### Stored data
----
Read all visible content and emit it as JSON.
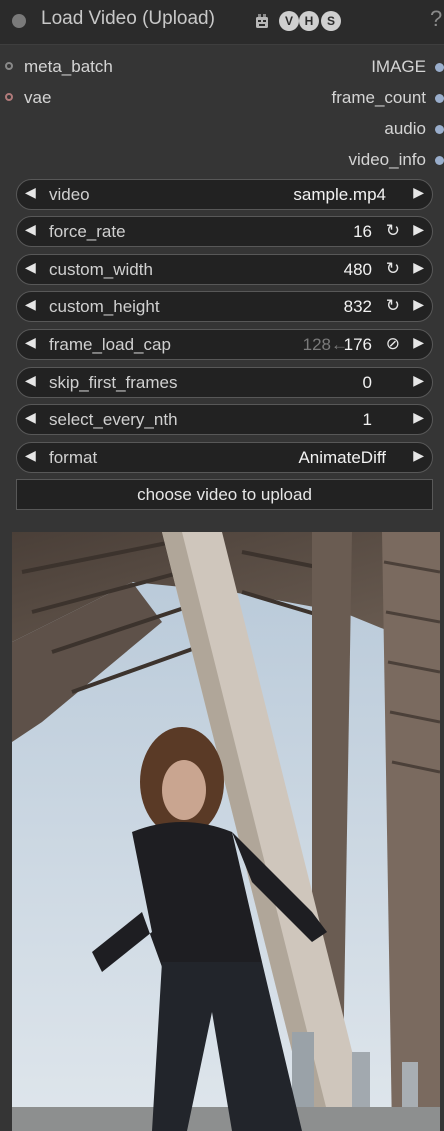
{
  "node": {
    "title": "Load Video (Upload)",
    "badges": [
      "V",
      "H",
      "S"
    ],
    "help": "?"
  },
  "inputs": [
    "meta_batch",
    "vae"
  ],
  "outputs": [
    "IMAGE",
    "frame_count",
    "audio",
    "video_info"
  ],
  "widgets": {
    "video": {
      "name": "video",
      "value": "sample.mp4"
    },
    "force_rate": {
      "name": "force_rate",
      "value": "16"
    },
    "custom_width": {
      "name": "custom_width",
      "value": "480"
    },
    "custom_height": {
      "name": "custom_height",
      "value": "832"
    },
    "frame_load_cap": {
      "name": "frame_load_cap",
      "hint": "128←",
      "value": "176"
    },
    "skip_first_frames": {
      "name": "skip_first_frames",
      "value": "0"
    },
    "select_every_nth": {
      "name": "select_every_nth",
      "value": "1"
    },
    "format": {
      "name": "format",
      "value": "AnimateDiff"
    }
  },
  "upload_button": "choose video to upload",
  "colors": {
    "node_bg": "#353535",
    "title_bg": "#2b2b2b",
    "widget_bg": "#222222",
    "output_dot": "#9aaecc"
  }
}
----
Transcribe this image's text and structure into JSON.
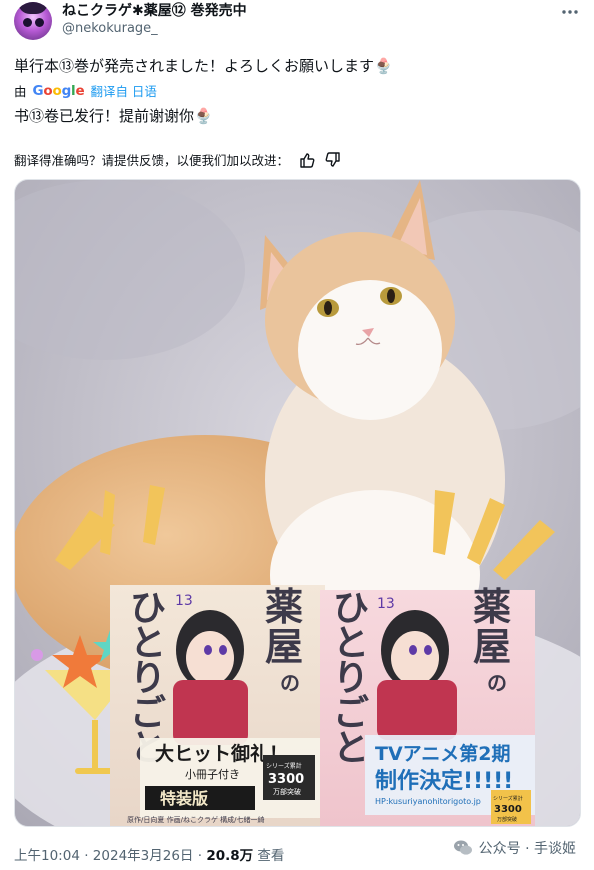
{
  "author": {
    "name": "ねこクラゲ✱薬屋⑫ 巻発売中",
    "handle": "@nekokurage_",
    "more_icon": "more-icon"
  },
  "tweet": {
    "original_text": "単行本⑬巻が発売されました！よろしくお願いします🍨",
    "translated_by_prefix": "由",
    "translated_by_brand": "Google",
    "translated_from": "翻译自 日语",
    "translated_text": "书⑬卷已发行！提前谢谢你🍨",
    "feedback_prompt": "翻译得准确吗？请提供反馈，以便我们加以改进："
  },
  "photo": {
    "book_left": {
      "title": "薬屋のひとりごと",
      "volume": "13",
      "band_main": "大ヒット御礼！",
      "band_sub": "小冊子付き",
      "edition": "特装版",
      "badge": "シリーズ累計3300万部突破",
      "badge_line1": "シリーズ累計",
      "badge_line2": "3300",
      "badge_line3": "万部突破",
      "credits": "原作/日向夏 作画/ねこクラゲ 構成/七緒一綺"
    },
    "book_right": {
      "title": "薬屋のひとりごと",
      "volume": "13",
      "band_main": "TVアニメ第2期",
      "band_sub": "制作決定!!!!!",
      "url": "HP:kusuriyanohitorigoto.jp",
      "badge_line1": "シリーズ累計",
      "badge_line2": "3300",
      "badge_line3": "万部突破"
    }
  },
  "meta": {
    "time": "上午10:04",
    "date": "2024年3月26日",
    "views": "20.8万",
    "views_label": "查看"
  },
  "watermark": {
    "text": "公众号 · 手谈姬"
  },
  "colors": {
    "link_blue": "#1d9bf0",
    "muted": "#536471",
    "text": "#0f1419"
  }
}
----
### The task
Count how many lines hold the string "value" and give that number alone.

### Result of the task
8